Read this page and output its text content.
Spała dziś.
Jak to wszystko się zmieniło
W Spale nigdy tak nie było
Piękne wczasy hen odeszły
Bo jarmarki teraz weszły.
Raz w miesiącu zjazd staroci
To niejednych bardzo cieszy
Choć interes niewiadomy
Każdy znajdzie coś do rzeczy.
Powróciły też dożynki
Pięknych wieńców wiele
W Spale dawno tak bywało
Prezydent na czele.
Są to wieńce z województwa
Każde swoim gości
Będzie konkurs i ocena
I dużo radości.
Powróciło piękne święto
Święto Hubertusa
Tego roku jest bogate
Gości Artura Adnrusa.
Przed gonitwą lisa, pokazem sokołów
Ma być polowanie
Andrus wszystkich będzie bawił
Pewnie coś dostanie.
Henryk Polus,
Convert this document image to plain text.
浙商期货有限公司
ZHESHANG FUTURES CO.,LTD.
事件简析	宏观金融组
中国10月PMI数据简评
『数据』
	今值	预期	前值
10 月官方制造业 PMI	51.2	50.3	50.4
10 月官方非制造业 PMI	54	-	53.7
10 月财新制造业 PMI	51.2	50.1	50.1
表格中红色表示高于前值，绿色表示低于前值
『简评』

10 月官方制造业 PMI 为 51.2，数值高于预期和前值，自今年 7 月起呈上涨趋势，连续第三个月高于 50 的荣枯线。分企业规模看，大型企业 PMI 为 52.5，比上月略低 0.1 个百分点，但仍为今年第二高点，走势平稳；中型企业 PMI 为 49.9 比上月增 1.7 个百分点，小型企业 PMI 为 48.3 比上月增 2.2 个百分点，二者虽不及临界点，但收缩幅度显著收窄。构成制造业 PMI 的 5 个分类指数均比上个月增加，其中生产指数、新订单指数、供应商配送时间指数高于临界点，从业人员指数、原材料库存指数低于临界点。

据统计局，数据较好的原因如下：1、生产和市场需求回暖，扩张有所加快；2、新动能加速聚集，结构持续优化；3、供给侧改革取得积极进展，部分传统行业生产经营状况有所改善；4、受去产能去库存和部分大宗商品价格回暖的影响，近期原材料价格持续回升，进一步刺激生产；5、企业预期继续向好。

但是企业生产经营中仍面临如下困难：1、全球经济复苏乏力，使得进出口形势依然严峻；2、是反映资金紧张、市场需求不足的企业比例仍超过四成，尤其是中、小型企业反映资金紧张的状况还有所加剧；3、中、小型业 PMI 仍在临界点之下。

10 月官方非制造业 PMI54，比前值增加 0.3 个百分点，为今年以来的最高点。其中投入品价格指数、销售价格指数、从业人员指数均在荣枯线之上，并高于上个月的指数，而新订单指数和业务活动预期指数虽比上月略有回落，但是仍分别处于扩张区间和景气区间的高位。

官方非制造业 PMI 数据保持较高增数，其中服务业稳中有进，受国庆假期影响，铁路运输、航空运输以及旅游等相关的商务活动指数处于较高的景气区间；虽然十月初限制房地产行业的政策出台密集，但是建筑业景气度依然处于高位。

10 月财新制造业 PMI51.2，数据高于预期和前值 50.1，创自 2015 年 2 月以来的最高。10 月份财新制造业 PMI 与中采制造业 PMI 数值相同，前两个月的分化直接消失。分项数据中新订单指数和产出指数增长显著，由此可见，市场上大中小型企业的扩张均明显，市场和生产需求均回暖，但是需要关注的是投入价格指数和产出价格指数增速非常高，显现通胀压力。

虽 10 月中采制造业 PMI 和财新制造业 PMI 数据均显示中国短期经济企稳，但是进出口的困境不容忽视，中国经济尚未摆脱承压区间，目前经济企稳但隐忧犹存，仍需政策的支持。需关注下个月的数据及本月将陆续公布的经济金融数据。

□ □ □ □

▸ Exercise instructions: Give the count of lines in the data shown above that contain "个百分点", and nothing else.

▸ Solution: 2